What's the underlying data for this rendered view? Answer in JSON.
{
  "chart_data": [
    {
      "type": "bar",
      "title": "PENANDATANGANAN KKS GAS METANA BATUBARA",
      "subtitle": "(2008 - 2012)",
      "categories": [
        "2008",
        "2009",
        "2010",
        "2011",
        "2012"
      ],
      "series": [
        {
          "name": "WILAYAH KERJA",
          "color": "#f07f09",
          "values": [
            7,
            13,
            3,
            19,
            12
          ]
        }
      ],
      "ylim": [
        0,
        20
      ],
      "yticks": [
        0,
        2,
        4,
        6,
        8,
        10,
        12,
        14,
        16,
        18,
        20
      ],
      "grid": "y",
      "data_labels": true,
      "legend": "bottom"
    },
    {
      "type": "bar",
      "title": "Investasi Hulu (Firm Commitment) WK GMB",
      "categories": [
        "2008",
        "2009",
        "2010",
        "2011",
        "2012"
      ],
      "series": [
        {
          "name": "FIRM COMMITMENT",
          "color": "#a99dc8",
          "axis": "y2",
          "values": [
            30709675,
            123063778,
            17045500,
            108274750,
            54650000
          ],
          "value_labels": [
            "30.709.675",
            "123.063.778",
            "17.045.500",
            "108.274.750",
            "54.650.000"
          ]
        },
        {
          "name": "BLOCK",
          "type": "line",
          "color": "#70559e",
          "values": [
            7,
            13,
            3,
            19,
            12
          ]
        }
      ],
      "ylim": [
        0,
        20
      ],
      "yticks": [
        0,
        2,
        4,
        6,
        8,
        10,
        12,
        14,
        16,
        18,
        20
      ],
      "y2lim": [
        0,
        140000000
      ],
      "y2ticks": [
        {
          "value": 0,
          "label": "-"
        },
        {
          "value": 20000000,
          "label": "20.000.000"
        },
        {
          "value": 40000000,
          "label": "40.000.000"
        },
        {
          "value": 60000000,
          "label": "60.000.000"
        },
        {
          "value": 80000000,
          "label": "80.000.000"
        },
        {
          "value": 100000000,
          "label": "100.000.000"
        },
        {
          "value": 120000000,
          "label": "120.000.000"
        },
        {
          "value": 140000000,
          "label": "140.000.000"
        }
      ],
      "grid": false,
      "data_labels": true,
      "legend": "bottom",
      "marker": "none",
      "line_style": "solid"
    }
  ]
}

# WHAT YOU SHOULD DO:
Each record above should be restated word for word.

# SOLUTION TO THE PROBLEM:
What's the underlying data for this rendered view? Answer in JSON.
{
  "chart_data": [
    {
      "type": "bar",
      "title": "PENANDATANGANAN KKS GAS METANA BATUBARA",
      "subtitle": "(2008 - 2012)",
      "categories": [
        "2008",
        "2009",
        "2010",
        "2011",
        "2012"
      ],
      "series": [
        {
          "name": "WILAYAH KERJA",
          "color": "#f07f09",
          "values": [
            7,
            13,
            3,
            19,
            12
          ]
        }
      ],
      "ylim": [
        0,
        20
      ],
      "yticks": [
        0,
        2,
        4,
        6,
        8,
        10,
        12,
        14,
        16,
        18,
        20
      ],
      "grid": "y",
      "data_labels": true,
      "legend": "bottom"
    },
    {
      "type": "bar",
      "title": "Investasi Hulu (Firm Commitment) WK GMB",
      "categories": [
        "2008",
        "2009",
        "2010",
        "2011",
        "2012"
      ],
      "series": [
        {
          "name": "FIRM COMMITMENT",
          "color": "#a99dc8",
          "axis": "y2",
          "values": [
            30709675,
            123063778,
            17045500,
            108274750,
            54650000
          ],
          "value_labels": [
            "30.709.675",
            "123.063.778",
            "17.045.500",
            "108.274.750",
            "54.650.000"
          ]
        },
        {
          "name": "BLOCK",
          "type": "line",
          "color": "#70559e",
          "values": [
            7,
            13,
            3,
            19,
            12
          ]
        }
      ],
      "ylim": [
        0,
        20
      ],
      "yticks": [
        0,
        2,
        4,
        6,
        8,
        10,
        12,
        14,
        16,
        18,
        20
      ],
      "y2lim": [
        0,
        140000000
      ],
      "y2ticks": [
        {
          "value": 0,
          "label": "-"
        },
        {
          "value": 20000000,
          "label": "20.000.000"
        },
        {
          "value": 40000000,
          "label": "40.000.000"
        },
        {
          "value": 60000000,
          "label": "60.000.000"
        },
        {
          "value": 80000000,
          "label": "80.000.000"
        },
        {
          "value": 100000000,
          "label": "100.000.000"
        },
        {
          "value": 120000000,
          "label": "120.000.000"
        },
        {
          "value": 140000000,
          "label": "140.000.000"
        }
      ],
      "grid": false,
      "data_labels": true,
      "legend": "bottom",
      "marker": "none",
      "line_style": "solid"
    }
  ]
}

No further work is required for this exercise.